Task requirements: A faithful transcription of all the data is required.

══════

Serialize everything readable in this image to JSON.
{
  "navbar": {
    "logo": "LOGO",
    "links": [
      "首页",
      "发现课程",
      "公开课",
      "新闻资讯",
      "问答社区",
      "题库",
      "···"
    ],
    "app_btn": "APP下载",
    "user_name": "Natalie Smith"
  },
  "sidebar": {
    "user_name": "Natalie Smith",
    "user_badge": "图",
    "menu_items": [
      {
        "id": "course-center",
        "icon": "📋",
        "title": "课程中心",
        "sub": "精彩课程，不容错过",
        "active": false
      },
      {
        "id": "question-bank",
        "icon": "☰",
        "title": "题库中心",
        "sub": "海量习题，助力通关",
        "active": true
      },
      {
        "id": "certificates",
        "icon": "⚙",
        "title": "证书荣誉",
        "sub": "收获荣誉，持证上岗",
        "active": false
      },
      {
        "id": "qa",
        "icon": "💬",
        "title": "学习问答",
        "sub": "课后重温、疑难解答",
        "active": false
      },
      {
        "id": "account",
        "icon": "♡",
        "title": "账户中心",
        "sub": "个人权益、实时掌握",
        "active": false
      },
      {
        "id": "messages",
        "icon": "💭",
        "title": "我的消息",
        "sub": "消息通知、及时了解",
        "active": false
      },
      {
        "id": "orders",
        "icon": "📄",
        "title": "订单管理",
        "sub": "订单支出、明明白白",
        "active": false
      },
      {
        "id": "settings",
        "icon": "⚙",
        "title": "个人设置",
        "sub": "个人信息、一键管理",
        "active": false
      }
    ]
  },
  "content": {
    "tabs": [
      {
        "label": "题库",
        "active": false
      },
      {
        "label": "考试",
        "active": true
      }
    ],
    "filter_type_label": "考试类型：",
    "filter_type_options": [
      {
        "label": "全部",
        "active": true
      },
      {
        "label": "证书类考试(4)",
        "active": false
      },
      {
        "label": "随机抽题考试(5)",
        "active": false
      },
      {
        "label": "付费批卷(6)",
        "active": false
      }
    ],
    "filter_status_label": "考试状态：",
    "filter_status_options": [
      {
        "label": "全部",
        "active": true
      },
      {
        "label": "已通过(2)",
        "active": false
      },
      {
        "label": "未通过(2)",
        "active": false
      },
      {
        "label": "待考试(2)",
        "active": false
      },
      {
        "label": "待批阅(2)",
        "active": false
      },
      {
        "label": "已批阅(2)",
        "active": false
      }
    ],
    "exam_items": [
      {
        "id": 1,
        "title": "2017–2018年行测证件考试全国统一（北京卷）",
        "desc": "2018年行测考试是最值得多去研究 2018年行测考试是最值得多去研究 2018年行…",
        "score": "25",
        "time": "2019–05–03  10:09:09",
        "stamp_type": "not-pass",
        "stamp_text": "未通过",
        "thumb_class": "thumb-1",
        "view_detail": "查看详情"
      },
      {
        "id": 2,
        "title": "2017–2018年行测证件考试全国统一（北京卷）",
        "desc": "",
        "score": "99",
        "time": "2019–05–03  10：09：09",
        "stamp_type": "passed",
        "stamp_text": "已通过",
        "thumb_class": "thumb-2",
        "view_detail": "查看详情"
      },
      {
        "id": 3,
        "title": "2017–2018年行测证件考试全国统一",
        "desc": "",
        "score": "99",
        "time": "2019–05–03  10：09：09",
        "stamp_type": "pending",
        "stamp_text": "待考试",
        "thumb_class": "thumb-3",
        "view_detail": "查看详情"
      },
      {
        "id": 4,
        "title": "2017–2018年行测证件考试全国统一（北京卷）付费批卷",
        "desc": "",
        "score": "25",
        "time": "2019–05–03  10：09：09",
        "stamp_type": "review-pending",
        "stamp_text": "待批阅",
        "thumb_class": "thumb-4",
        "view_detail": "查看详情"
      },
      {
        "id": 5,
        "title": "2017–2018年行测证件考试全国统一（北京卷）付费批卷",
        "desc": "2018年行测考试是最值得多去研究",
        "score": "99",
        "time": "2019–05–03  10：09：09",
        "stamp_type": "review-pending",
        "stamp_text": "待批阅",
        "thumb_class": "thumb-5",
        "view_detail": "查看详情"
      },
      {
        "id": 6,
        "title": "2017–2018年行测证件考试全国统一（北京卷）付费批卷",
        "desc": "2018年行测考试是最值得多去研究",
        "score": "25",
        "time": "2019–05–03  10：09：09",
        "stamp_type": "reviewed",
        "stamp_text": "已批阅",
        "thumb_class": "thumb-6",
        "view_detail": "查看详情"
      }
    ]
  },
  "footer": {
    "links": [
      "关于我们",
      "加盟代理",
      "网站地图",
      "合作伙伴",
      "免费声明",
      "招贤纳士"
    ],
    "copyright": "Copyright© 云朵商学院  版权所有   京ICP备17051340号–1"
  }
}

══════

Solution to this exercise:
Serialize everything readable in this image to JSON.
{
  "navbar": {
    "logo": "LOGO",
    "links": [
      "首页",
      "发现课程",
      "公开课",
      "新闻资讯",
      "问答社区",
      "题库",
      "···"
    ],
    "app_btn": "APP下载",
    "user_name": "Natalie Smith"
  },
  "sidebar": {
    "user_name": "Natalie Smith",
    "user_badge": "图",
    "menu_items": [
      {
        "id": "course-center",
        "icon": "📋",
        "title": "课程中心",
        "sub": "精彩课程，不容错过",
        "active": false
      },
      {
        "id": "question-bank",
        "icon": "☰",
        "title": "题库中心",
        "sub": "海量习题，助力通关",
        "active": true
      },
      {
        "id": "certificates",
        "icon": "⚙",
        "title": "证书荣誉",
        "sub": "收获荣誉，持证上岗",
        "active": false
      },
      {
        "id": "qa",
        "icon": "💬",
        "title": "学习问答",
        "sub": "课后重温、疑难解答",
        "active": false
      },
      {
        "id": "account",
        "icon": "♡",
        "title": "账户中心",
        "sub": "个人权益、实时掌握",
        "active": false
      },
      {
        "id": "messages",
        "icon": "💭",
        "title": "我的消息",
        "sub": "消息通知、及时了解",
        "active": false
      },
      {
        "id": "orders",
        "icon": "📄",
        "title": "订单管理",
        "sub": "订单支出、明明白白",
        "active": false
      },
      {
        "id": "settings",
        "icon": "⚙",
        "title": "个人设置",
        "sub": "个人信息、一键管理",
        "active": false
      }
    ]
  },
  "content": {
    "tabs": [
      {
        "label": "题库",
        "active": false
      },
      {
        "label": "考试",
        "active": true
      }
    ],
    "filter_type_label": "考试类型：",
    "filter_type_options": [
      {
        "label": "全部",
        "active": true
      },
      {
        "label": "证书类考试(4)",
        "active": false
      },
      {
        "label": "随机抽题考试(5)",
        "active": false
      },
      {
        "label": "付费批卷(6)",
        "active": false
      }
    ],
    "filter_status_label": "考试状态：",
    "filter_status_options": [
      {
        "label": "全部",
        "active": true
      },
      {
        "label": "已通过(2)",
        "active": false
      },
      {
        "label": "未通过(2)",
        "active": false
      },
      {
        "label": "待考试(2)",
        "active": false
      },
      {
        "label": "待批阅(2)",
        "active": false
      },
      {
        "label": "已批阅(2)",
        "active": false
      }
    ],
    "exam_items": [
      {
        "id": 1,
        "title": "2017–2018年行测证件考试全国统一（北京卷）",
        "desc": "2018年行测考试是最值得多去研究 2018年行测考试是最值得多去研究 2018年行…",
        "score": "25",
        "time": "2019–05–03  10:09:09",
        "stamp_type": "not-pass",
        "stamp_text": "未通过",
        "thumb_class": "thumb-1",
        "view_detail": "查看详情"
      },
      {
        "id": 2,
        "title": "2017–2018年行测证件考试全国统一（北京卷）",
        "desc": "",
        "score": "99",
        "time": "2019–05–03  10：09：09",
        "stamp_type": "passed",
        "stamp_text": "已通过",
        "thumb_class": "thumb-2",
        "view_detail": "查看详情"
      },
      {
        "id": 3,
        "title": "2017–2018年行测证件考试全国统一",
        "desc": "",
        "score": "99",
        "time": "2019–05–03  10：09：09",
        "stamp_type": "pending",
        "stamp_text": "待考试",
        "thumb_class": "thumb-3",
        "view_detail": "查看详情"
      },
      {
        "id": 4,
        "title": "2017–2018年行测证件考试全国统一（北京卷）付费批卷",
        "desc": "",
        "score": "25",
        "time": "2019–05–03  10：09：09",
        "stamp_type": "review-pending",
        "stamp_text": "待批阅",
        "thumb_class": "thumb-4",
        "view_detail": "查看详情"
      },
      {
        "id": 5,
        "title": "2017–2018年行测证件考试全国统一（北京卷）付费批卷",
        "desc": "2018年行测考试是最值得多去研究",
        "score": "99",
        "time": "2019–05–03  10：09：09",
        "stamp_type": "review-pending",
        "stamp_text": "待批阅",
        "thumb_class": "thumb-5",
        "view_detail": "查看详情"
      },
      {
        "id": 6,
        "title": "2017–2018年行测证件考试全国统一（北京卷）付费批卷",
        "desc": "2018年行测考试是最值得多去研究",
        "score": "25",
        "time": "2019–05–03  10：09：09",
        "stamp_type": "reviewed",
        "stamp_text": "已批阅",
        "thumb_class": "thumb-6",
        "view_detail": "查看详情"
      }
    ]
  },
  "footer": {
    "links": [
      "关于我们",
      "加盟代理",
      "网站地图",
      "合作伙伴",
      "免费声明",
      "招贤纳士"
    ],
    "copyright": "Copyright© 云朵商学院  版权所有   京ICP备17051340号–1"
  }
}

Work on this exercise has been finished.